» **Task**
Find each line with the word "prefix" and copy it.

» **Records for this task**
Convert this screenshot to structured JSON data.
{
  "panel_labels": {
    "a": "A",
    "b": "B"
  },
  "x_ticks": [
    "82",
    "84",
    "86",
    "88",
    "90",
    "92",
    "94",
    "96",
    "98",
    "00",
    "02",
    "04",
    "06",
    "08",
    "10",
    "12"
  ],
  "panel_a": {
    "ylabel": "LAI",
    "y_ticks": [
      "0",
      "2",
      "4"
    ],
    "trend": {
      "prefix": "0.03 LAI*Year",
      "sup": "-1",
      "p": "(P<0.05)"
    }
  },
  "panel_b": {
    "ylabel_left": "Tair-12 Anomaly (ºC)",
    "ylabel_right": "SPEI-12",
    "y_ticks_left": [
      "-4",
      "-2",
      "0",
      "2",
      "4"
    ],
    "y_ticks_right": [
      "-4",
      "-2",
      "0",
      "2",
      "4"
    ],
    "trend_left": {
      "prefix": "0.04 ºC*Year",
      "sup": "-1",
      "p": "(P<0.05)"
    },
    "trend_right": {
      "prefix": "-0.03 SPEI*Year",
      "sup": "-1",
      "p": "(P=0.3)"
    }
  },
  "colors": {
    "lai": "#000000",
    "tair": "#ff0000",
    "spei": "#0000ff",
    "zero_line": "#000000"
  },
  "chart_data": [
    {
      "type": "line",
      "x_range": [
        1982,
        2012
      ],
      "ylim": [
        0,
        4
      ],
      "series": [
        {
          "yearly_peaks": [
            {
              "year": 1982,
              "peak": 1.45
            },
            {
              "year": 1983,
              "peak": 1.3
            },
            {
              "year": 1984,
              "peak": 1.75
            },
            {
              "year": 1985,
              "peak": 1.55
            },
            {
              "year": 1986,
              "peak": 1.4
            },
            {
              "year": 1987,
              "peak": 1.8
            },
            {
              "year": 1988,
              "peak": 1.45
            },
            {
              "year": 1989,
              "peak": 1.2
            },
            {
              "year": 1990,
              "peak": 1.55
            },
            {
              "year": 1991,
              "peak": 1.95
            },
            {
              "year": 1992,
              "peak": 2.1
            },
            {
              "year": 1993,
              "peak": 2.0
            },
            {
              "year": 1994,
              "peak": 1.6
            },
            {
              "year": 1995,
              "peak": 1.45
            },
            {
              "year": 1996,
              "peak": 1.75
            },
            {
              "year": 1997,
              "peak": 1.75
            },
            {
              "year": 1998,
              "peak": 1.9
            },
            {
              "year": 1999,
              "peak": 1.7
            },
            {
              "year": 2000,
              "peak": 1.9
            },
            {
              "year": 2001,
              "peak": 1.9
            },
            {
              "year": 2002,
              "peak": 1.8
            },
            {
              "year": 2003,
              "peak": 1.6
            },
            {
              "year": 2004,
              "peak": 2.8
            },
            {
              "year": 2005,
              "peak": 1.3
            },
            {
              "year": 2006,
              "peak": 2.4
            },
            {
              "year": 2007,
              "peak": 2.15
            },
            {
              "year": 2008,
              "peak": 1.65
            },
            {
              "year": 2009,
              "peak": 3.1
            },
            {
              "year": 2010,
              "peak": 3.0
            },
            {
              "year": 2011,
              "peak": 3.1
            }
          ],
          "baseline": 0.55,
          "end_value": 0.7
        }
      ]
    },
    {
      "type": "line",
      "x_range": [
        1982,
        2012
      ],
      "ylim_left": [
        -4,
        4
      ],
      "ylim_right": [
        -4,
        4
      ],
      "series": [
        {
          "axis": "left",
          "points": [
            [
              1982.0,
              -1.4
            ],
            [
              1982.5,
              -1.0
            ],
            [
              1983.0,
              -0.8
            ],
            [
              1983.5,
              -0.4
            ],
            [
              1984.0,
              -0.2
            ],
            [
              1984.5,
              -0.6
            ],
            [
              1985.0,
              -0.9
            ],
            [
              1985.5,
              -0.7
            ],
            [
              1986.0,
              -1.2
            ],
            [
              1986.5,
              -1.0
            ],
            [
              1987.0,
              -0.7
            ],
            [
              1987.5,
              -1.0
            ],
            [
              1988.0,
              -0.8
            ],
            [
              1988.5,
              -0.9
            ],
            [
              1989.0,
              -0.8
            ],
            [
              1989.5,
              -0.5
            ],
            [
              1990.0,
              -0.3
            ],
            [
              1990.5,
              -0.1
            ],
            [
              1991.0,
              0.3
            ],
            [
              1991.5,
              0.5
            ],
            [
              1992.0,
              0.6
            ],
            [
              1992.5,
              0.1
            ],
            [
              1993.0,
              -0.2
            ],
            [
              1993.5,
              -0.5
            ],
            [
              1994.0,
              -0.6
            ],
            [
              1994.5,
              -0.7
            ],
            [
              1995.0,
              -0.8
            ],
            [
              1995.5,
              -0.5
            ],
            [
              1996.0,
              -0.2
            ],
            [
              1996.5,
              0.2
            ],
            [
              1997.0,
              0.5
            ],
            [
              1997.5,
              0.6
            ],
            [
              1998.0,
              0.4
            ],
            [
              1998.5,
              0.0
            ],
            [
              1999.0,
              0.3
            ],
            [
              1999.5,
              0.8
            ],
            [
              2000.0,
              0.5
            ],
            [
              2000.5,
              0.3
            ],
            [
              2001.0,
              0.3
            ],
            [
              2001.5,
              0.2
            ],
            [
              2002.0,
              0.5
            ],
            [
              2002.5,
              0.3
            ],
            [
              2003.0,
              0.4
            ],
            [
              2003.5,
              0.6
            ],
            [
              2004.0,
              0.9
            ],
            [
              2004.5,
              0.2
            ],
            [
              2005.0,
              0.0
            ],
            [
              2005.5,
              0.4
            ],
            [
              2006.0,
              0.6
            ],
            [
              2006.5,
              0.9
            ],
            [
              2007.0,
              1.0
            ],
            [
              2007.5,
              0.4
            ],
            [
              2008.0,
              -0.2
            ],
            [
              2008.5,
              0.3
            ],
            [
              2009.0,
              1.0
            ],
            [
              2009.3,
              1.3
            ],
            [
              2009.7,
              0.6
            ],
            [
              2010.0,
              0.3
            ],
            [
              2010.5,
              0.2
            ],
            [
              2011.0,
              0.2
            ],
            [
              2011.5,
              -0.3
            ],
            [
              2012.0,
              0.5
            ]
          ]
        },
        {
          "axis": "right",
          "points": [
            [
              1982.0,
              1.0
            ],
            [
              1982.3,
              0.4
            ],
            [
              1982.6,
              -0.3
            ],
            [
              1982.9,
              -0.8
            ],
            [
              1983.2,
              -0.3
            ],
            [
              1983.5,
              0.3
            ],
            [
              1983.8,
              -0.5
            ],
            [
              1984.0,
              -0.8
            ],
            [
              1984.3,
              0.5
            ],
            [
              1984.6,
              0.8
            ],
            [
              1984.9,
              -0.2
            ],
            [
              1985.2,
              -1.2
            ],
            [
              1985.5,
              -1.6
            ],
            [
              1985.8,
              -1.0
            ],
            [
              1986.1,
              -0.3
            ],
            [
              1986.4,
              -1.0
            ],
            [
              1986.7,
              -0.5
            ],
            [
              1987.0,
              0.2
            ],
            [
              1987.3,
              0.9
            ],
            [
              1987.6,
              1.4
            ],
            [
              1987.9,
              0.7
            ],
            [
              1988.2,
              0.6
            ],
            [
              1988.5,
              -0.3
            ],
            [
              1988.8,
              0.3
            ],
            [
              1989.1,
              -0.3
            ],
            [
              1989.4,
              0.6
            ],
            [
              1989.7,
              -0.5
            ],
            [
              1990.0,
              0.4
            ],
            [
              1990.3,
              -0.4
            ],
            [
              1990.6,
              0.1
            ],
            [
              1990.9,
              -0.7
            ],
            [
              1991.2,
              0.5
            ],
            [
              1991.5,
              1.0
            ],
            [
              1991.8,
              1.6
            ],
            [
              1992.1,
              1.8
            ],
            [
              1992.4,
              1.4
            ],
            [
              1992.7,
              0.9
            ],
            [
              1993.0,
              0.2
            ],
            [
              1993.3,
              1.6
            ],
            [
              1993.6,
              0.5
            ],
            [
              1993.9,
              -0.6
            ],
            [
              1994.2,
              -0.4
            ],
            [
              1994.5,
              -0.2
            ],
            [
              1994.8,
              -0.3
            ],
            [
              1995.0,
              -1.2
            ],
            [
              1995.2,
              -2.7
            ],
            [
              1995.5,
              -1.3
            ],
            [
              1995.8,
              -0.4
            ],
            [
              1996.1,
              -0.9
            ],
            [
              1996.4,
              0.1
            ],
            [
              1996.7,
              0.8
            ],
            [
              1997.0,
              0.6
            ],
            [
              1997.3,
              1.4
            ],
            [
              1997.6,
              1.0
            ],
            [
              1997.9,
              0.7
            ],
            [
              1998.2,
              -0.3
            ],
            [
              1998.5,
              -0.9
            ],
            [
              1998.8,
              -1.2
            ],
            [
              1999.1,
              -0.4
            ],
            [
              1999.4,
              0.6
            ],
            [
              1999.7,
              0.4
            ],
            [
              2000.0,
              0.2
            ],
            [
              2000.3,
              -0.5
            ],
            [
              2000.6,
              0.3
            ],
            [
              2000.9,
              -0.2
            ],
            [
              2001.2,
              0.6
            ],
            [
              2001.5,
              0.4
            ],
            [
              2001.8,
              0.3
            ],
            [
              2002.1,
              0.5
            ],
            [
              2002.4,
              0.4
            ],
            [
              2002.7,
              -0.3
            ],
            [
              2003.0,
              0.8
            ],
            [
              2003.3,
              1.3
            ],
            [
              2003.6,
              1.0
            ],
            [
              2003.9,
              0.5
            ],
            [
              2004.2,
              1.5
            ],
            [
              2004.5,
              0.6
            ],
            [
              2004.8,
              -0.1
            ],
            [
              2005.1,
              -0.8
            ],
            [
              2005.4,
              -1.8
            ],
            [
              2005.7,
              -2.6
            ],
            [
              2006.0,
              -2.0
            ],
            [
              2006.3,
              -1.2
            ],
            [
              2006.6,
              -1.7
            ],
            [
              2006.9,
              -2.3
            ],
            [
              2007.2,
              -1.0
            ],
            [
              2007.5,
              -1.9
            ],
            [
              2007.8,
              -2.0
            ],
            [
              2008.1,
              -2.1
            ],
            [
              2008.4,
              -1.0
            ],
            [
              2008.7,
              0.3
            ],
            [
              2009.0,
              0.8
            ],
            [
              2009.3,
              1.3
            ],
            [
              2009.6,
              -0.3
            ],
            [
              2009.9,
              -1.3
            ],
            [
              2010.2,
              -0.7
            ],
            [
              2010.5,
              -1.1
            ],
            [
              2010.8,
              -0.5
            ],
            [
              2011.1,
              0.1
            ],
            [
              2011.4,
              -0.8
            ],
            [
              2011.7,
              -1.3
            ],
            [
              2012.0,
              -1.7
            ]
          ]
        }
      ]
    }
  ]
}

» **Answer for the task**
      "prefix": "0.03 LAI*Year",
      "prefix": "0.04 ºC*Year",
      "prefix": "-0.03 SPEI*Year",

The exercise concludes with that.